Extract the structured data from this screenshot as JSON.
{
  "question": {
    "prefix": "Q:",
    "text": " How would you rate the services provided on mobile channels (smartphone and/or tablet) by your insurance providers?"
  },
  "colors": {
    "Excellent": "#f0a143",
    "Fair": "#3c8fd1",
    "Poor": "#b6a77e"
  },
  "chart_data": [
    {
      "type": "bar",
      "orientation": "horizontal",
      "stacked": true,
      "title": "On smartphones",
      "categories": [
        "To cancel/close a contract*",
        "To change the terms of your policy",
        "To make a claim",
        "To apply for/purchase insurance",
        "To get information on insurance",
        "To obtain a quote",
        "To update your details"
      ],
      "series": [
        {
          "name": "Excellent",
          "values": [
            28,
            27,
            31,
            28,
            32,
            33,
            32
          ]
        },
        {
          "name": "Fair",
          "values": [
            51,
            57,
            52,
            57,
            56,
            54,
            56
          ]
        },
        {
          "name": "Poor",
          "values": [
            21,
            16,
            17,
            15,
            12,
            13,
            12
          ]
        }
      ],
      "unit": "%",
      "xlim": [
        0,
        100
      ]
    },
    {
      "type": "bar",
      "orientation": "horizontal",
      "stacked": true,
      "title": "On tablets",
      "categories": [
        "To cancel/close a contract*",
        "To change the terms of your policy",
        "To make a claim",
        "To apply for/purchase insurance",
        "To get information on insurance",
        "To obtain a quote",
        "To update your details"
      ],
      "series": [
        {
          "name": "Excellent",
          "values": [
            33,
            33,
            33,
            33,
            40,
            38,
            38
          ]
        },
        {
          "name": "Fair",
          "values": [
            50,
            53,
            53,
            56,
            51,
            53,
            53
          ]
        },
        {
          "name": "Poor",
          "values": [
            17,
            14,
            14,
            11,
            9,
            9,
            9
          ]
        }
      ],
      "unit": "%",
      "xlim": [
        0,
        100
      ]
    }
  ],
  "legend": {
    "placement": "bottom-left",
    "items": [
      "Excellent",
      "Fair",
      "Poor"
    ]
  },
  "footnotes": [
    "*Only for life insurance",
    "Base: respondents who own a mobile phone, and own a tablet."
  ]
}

....

Task directions
Your task is to output all of the data above word for word.

Finished task
Extract the structured data from this screenshot as JSON.
{
  "question": {
    "prefix": "Q:",
    "text": " How would you rate the services provided on mobile channels (smartphone and/or tablet) by your insurance providers?"
  },
  "colors": {
    "Excellent": "#f0a143",
    "Fair": "#3c8fd1",
    "Poor": "#b6a77e"
  },
  "chart_data": [
    {
      "type": "bar",
      "orientation": "horizontal",
      "stacked": true,
      "title": "On smartphones",
      "categories": [
        "To cancel/close a contract*",
        "To change the terms of your policy",
        "To make a claim",
        "To apply for/purchase insurance",
        "To get information on insurance",
        "To obtain a quote",
        "To update your details"
      ],
      "series": [
        {
          "name": "Excellent",
          "values": [
            28,
            27,
            31,
            28,
            32,
            33,
            32
          ]
        },
        {
          "name": "Fair",
          "values": [
            51,
            57,
            52,
            57,
            56,
            54,
            56
          ]
        },
        {
          "name": "Poor",
          "values": [
            21,
            16,
            17,
            15,
            12,
            13,
            12
          ]
        }
      ],
      "unit": "%",
      "xlim": [
        0,
        100
      ]
    },
    {
      "type": "bar",
      "orientation": "horizontal",
      "stacked": true,
      "title": "On tablets",
      "categories": [
        "To cancel/close a contract*",
        "To change the terms of your policy",
        "To make a claim",
        "To apply for/purchase insurance",
        "To get information on insurance",
        "To obtain a quote",
        "To update your details"
      ],
      "series": [
        {
          "name": "Excellent",
          "values": [
            33,
            33,
            33,
            33,
            40,
            38,
            38
          ]
        },
        {
          "name": "Fair",
          "values": [
            50,
            53,
            53,
            56,
            51,
            53,
            53
          ]
        },
        {
          "name": "Poor",
          "values": [
            17,
            14,
            14,
            11,
            9,
            9,
            9
          ]
        }
      ],
      "unit": "%",
      "xlim": [
        0,
        100
      ]
    }
  ],
  "legend": {
    "placement": "bottom-left",
    "items": [
      "Excellent",
      "Fair",
      "Poor"
    ]
  },
  "footnotes": [
    "*Only for life insurance",
    "Base: respondents who own a mobile phone, and own a tablet."
  ]
}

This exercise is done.